╭─ Material provided

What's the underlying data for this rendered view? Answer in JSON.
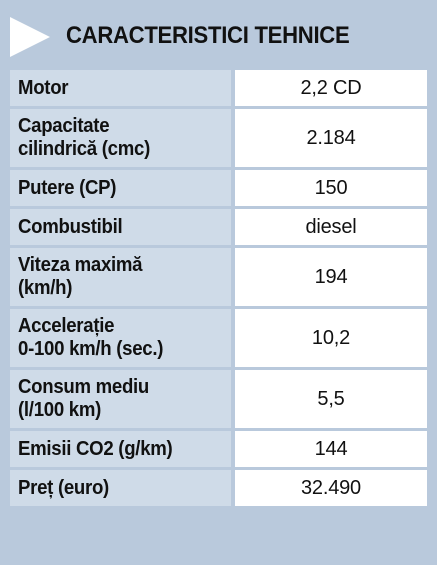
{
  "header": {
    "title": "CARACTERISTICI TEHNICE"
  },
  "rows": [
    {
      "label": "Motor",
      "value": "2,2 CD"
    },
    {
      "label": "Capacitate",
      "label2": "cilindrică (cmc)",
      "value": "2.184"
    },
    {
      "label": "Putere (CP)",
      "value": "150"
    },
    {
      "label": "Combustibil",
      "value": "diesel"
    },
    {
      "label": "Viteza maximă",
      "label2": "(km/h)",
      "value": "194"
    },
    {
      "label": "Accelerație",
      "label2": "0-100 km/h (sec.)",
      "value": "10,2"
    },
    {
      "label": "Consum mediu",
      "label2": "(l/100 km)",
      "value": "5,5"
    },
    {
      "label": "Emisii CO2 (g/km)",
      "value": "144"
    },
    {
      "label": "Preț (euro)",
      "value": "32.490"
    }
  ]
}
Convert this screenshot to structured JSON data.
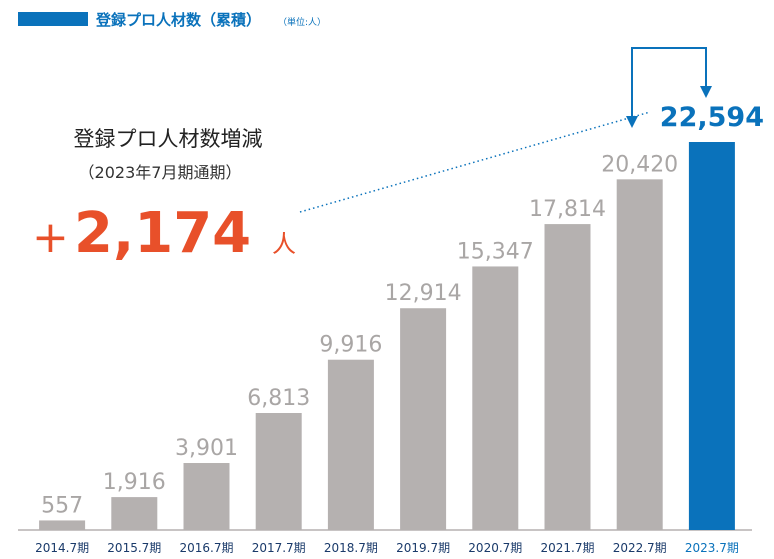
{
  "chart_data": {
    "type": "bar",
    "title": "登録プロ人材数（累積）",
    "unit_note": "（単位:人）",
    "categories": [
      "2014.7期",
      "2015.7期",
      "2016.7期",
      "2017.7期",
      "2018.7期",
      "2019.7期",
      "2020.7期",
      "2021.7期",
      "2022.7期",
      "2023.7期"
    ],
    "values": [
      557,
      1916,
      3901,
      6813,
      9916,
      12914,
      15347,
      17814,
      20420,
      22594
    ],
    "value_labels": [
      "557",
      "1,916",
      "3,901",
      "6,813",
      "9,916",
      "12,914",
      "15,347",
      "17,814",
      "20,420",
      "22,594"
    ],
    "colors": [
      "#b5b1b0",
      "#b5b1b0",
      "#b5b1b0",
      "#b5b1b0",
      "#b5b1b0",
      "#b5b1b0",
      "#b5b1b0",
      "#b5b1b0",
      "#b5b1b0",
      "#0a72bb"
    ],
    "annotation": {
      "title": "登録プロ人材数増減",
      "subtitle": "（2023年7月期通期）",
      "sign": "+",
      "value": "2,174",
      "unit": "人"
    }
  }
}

╰─
╭─ Material provided

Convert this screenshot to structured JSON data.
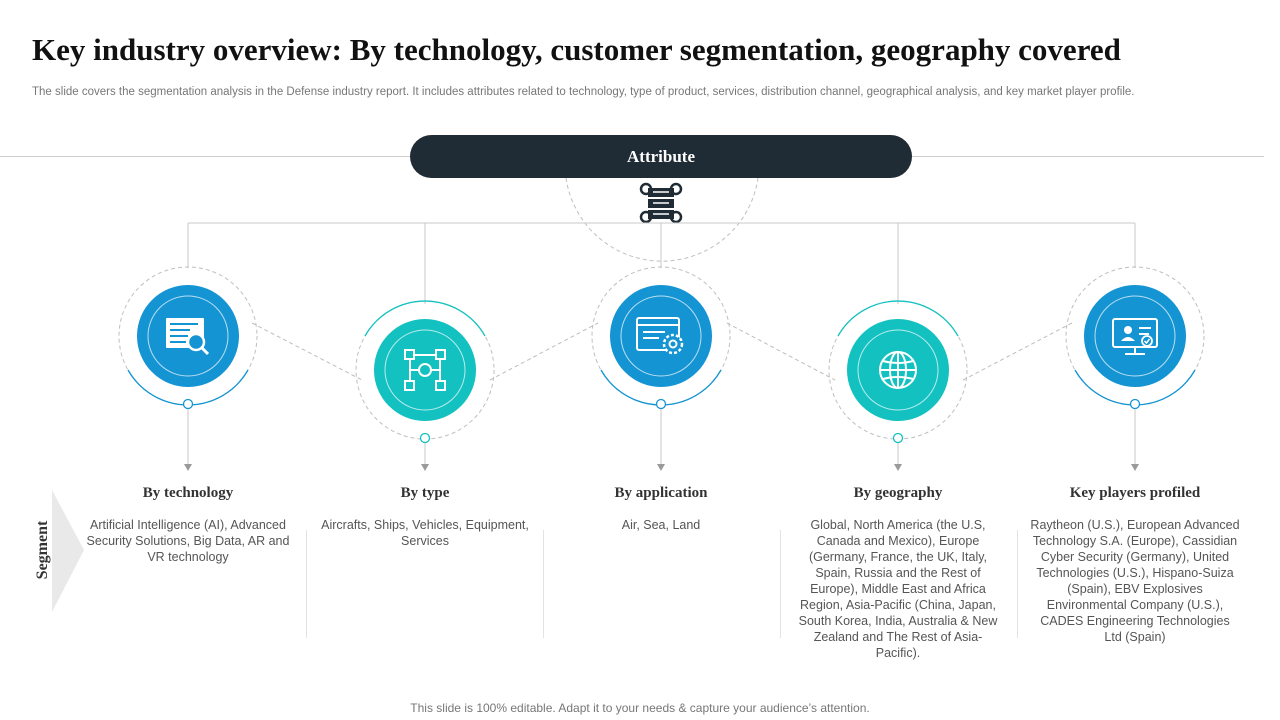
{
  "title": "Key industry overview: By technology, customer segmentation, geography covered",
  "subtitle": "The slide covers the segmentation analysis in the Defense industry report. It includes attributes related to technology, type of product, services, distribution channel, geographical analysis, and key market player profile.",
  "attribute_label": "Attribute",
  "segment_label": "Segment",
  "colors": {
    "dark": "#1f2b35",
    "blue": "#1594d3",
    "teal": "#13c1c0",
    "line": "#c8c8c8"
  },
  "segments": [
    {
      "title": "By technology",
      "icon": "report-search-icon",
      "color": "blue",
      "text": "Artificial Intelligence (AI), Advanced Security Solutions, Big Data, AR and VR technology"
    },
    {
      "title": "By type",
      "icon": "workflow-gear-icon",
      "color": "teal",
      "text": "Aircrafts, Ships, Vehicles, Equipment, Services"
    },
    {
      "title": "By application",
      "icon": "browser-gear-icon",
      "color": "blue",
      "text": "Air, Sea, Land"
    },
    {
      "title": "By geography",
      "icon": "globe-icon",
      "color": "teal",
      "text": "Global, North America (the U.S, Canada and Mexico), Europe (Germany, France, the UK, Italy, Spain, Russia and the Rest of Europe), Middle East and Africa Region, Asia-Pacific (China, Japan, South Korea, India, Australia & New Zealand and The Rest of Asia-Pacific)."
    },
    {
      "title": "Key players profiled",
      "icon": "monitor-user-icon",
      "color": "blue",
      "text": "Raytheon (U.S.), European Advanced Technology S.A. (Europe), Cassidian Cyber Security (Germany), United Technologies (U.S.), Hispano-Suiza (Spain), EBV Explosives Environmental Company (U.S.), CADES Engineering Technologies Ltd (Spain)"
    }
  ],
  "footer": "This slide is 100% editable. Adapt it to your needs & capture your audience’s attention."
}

╰─

**Exercise instructions**. Identify how many lines in the entries above contain the word "icon" and provide only that figure.

**Solution**. 5